WHAT IS BEING ASKED: Word for word, transcribe the lines below and drop the pictures.

Stored entries:

>> begin

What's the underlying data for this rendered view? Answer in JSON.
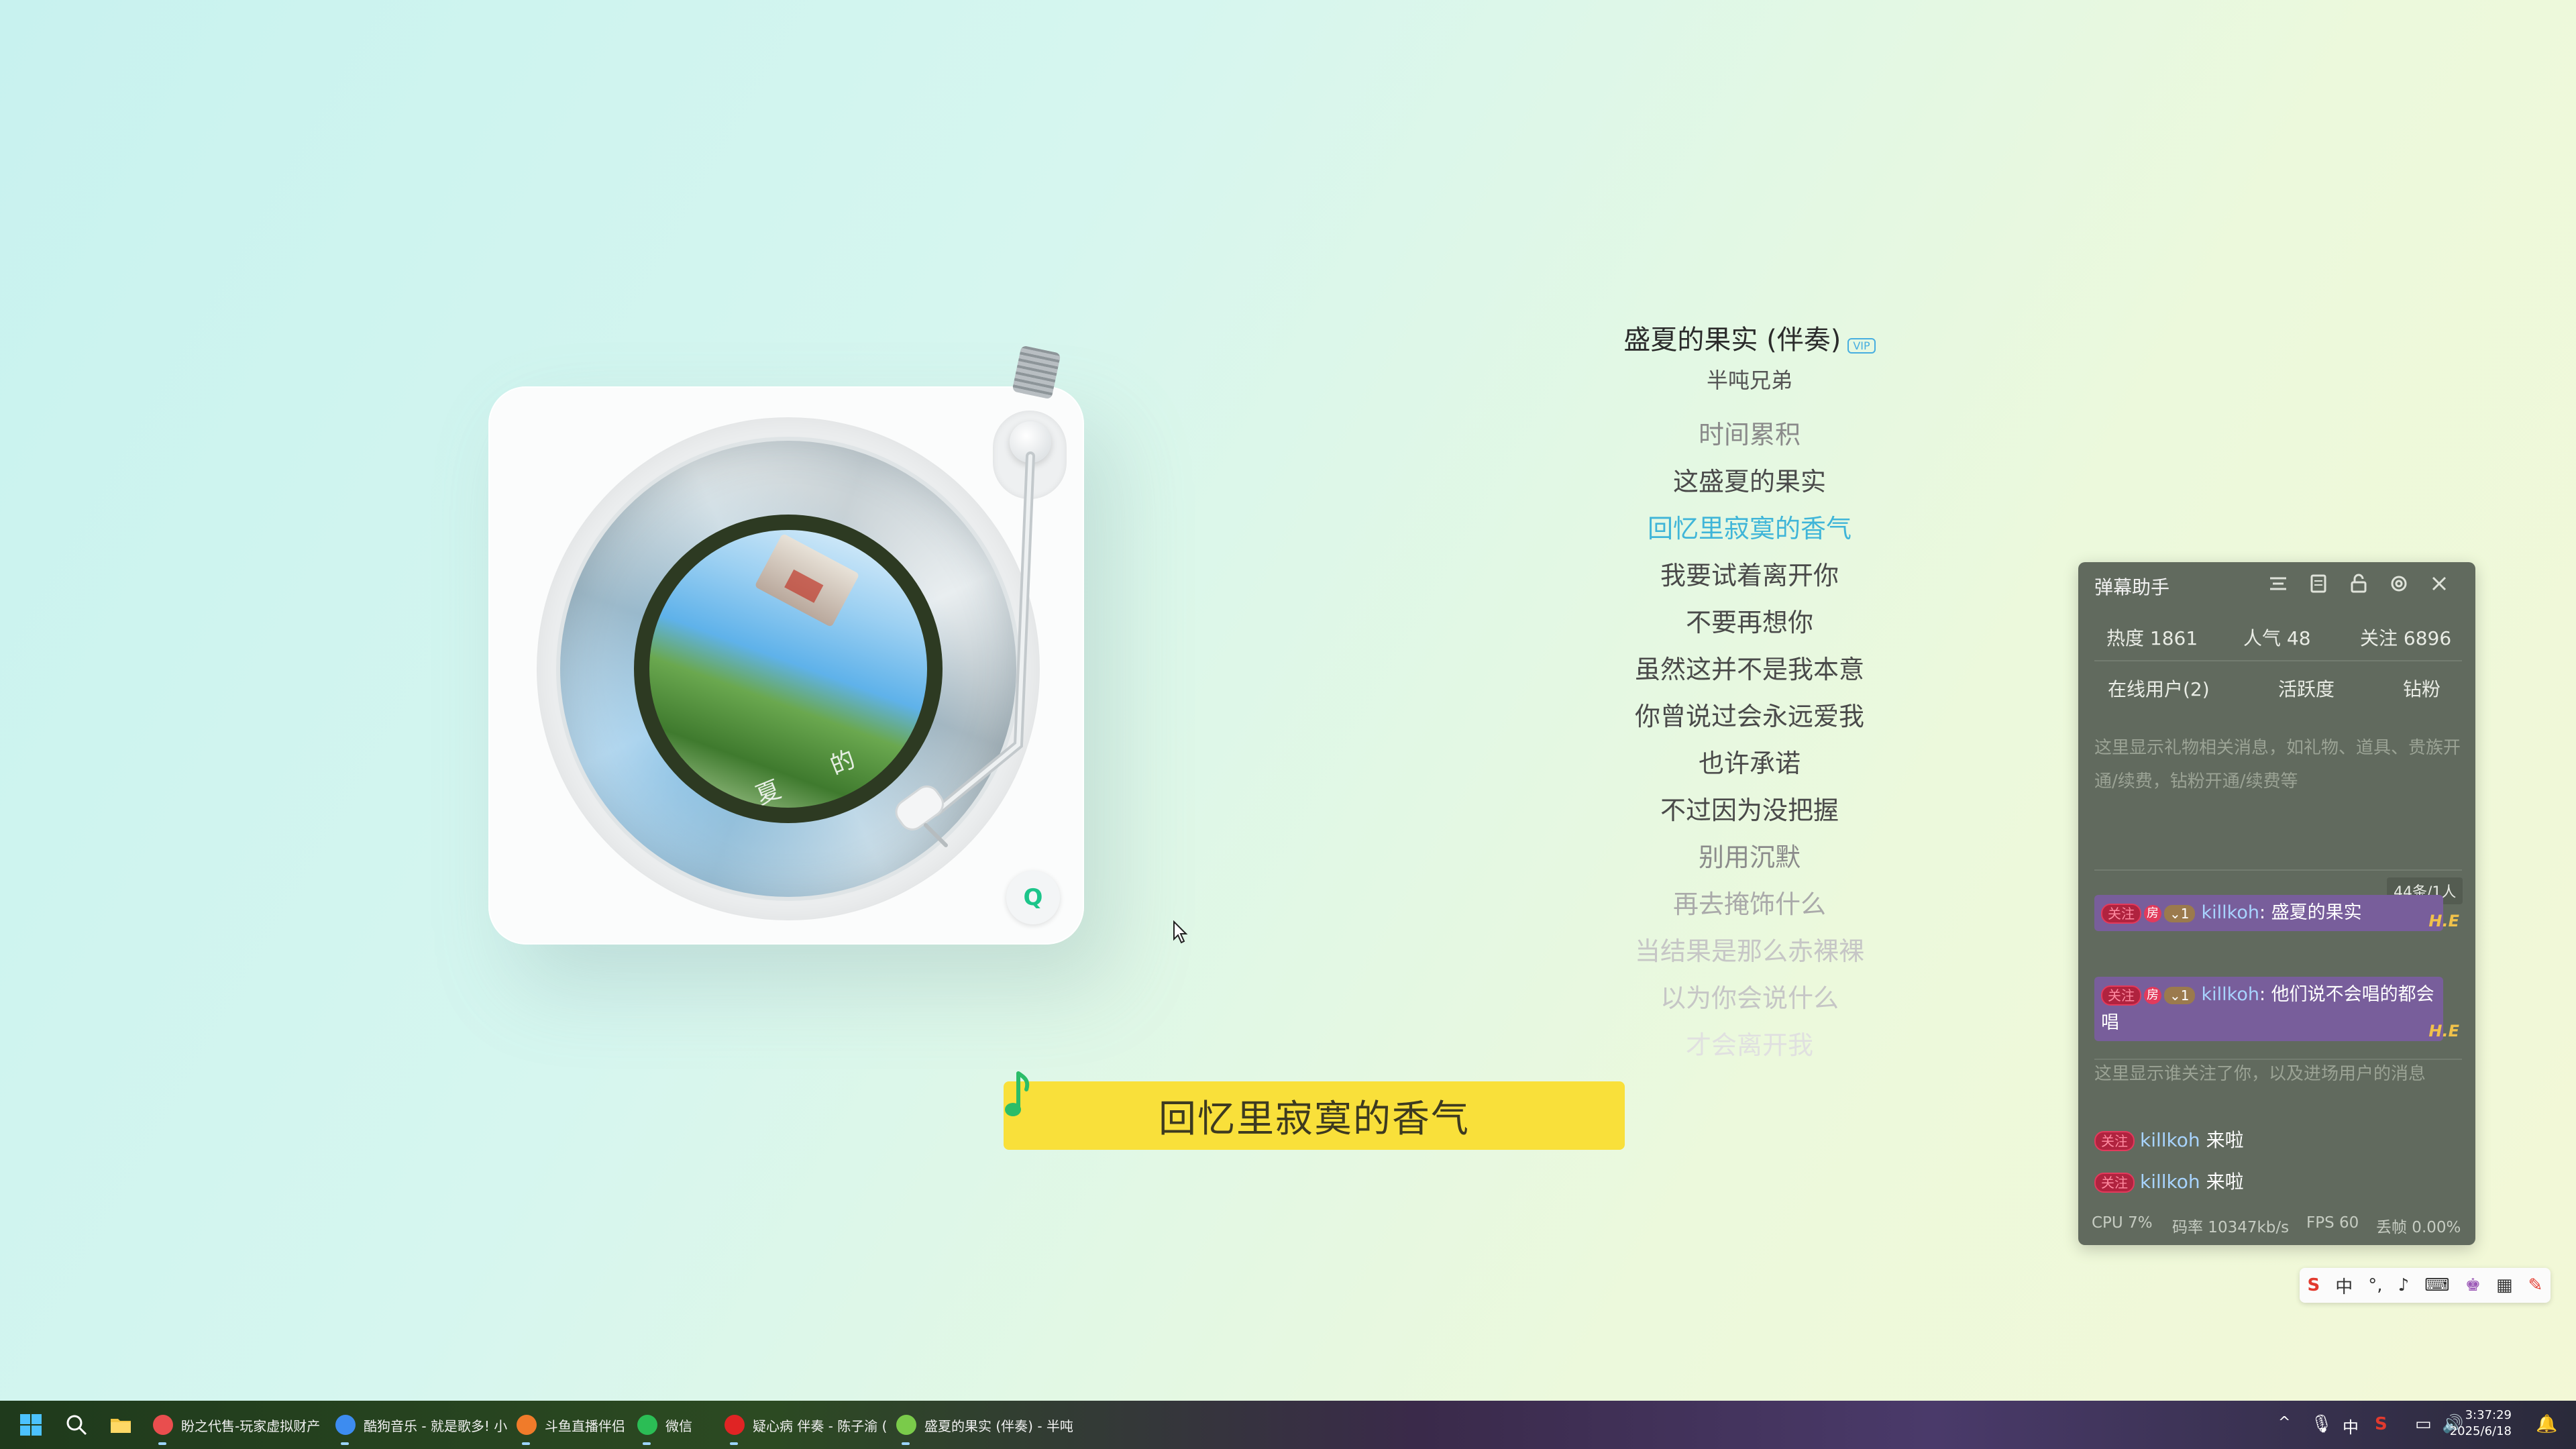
{
  "song": {
    "title": "盛夏的果实 (伴奏)",
    "vip_badge": "VIP",
    "artist": "半吨兄弟"
  },
  "lyrics": [
    {
      "text": "时间累积",
      "state": "past"
    },
    {
      "text": "这盛夏的果实",
      "state": "normal"
    },
    {
      "text": "回忆里寂寞的香气",
      "state": "active"
    },
    {
      "text": "我要试着离开你",
      "state": "normal"
    },
    {
      "text": "不要再想你",
      "state": "normal"
    },
    {
      "text": "虽然这并不是我本意",
      "state": "normal"
    },
    {
      "text": "你曾说过会永远爱我",
      "state": "normal"
    },
    {
      "text": "也许承诺",
      "state": "normal"
    },
    {
      "text": "不过因为没把握",
      "state": "normal"
    },
    {
      "text": "别用沉默",
      "state": "fade1"
    },
    {
      "text": "再去掩饰什么",
      "state": "fade2"
    },
    {
      "text": "当结果是那么赤裸裸",
      "state": "fade3"
    },
    {
      "text": "以为你会说什么",
      "state": "fade3"
    },
    {
      "text": "才会离开我",
      "state": "fade4"
    }
  ],
  "banner": {
    "current_lyric": "回忆里寂寞的香气"
  },
  "cover": {
    "text": "夏 的 果"
  },
  "danmaku": {
    "title": "弹幕助手",
    "stats": {
      "heat": "热度 1861",
      "popularity": "人气 48",
      "follows": "关注 6896"
    },
    "tabs": [
      "在线用户(2)",
      "活跃度",
      "钻粉"
    ],
    "gift_placeholder": "这里显示礼物相关消息，如礼物、道具、贵族开通/续费，钻粉开通/续费等",
    "message_count": "44条/1人",
    "messages": [
      {
        "badge": "关注",
        "room": "房",
        "level": "1",
        "user": "killkoh",
        "text": ": 盛夏的果实"
      },
      {
        "badge": "关注",
        "room": "房",
        "level": "1",
        "user": "killkoh",
        "text": ": 他们说不会唱的都会唱"
      }
    ],
    "he_mark": "H.E",
    "follow_placeholder": "这里显示谁关注了你，以及进场用户的消息",
    "enters": [
      {
        "badge": "关注",
        "user": "killkoh",
        "text": "来啦"
      },
      {
        "badge": "关注",
        "user": "killkoh",
        "text": "来啦"
      }
    ],
    "status": {
      "cpu": "CPU 7%",
      "bitrate": "码率 10347kb/s",
      "fps": "FPS 60",
      "drop": "丢帧 0.00%"
    }
  },
  "ime": {
    "items": [
      "S",
      "中",
      "°,",
      "♪",
      "⌨",
      "♚",
      "▦",
      "✎"
    ]
  },
  "taskbar": {
    "apps": [
      {
        "label": "盼之代售-玩家虚拟财产",
        "color": "#e94e4e"
      },
      {
        "label": "酷狗音乐 - 就是歌多! 小",
        "color": "#3d8cf0"
      },
      {
        "label": "斗鱼直播伴侣",
        "color": "#f07b2a"
      },
      {
        "label": "微信",
        "color": "#2bbd55"
      },
      {
        "label": "疑心病 伴奏 - 陈子渝 (",
        "color": "#e02424"
      },
      {
        "label": "盛夏的果实 (伴奏) - 半吨",
        "color": "#7acb4a"
      }
    ],
    "tray_ime": "中",
    "time": "3:37:29",
    "date": "2025/6/18"
  },
  "colors": {
    "accent_lyric": "#3fb5d8",
    "banner": "#f9e03a",
    "panel_bg": "#616a5e"
  }
}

>> end

WRITTEN ANSWER:
What's the underlying data for this rendered view? Answer in JSON.
{
  "song": {
    "title": "盛夏的果实 (伴奏)",
    "vip_badge": "VIP",
    "artist": "半吨兄弟"
  },
  "lyrics": [
    {
      "text": "时间累积",
      "state": "past"
    },
    {
      "text": "这盛夏的果实",
      "state": "normal"
    },
    {
      "text": "回忆里寂寞的香气",
      "state": "active"
    },
    {
      "text": "我要试着离开你",
      "state": "normal"
    },
    {
      "text": "不要再想你",
      "state": "normal"
    },
    {
      "text": "虽然这并不是我本意",
      "state": "normal"
    },
    {
      "text": "你曾说过会永远爱我",
      "state": "normal"
    },
    {
      "text": "也许承诺",
      "state": "normal"
    },
    {
      "text": "不过因为没把握",
      "state": "normal"
    },
    {
      "text": "别用沉默",
      "state": "fade1"
    },
    {
      "text": "再去掩饰什么",
      "state": "fade2"
    },
    {
      "text": "当结果是那么赤裸裸",
      "state": "fade3"
    },
    {
      "text": "以为你会说什么",
      "state": "fade3"
    },
    {
      "text": "才会离开我",
      "state": "fade4"
    }
  ],
  "banner": {
    "current_lyric": "回忆里寂寞的香气"
  },
  "cover": {
    "text": "夏 的 果"
  },
  "danmaku": {
    "title": "弹幕助手",
    "stats": {
      "heat": "热度 1861",
      "popularity": "人气 48",
      "follows": "关注 6896"
    },
    "tabs": [
      "在线用户(2)",
      "活跃度",
      "钻粉"
    ],
    "gift_placeholder": "这里显示礼物相关消息，如礼物、道具、贵族开通/续费，钻粉开通/续费等",
    "message_count": "44条/1人",
    "messages": [
      {
        "badge": "关注",
        "room": "房",
        "level": "1",
        "user": "killkoh",
        "text": ": 盛夏的果实"
      },
      {
        "badge": "关注",
        "room": "房",
        "level": "1",
        "user": "killkoh",
        "text": ": 他们说不会唱的都会唱"
      }
    ],
    "he_mark": "H.E",
    "follow_placeholder": "这里显示谁关注了你，以及进场用户的消息",
    "enters": [
      {
        "badge": "关注",
        "user": "killkoh",
        "text": "来啦"
      },
      {
        "badge": "关注",
        "user": "killkoh",
        "text": "来啦"
      }
    ],
    "status": {
      "cpu": "CPU 7%",
      "bitrate": "码率 10347kb/s",
      "fps": "FPS 60",
      "drop": "丢帧 0.00%"
    }
  },
  "ime": {
    "items": [
      "S",
      "中",
      "°,",
      "♪",
      "⌨",
      "♚",
      "▦",
      "✎"
    ]
  },
  "taskbar": {
    "apps": [
      {
        "label": "盼之代售-玩家虚拟财产",
        "color": "#e94e4e"
      },
      {
        "label": "酷狗音乐 - 就是歌多! 小",
        "color": "#3d8cf0"
      },
      {
        "label": "斗鱼直播伴侣",
        "color": "#f07b2a"
      },
      {
        "label": "微信",
        "color": "#2bbd55"
      },
      {
        "label": "疑心病 伴奏 - 陈子渝 (",
        "color": "#e02424"
      },
      {
        "label": "盛夏的果实 (伴奏) - 半吨",
        "color": "#7acb4a"
      }
    ],
    "tray_ime": "中",
    "time": "3:37:29",
    "date": "2025/6/18"
  },
  "colors": {
    "accent_lyric": "#3fb5d8",
    "banner": "#f9e03a",
    "panel_bg": "#616a5e"
  }
}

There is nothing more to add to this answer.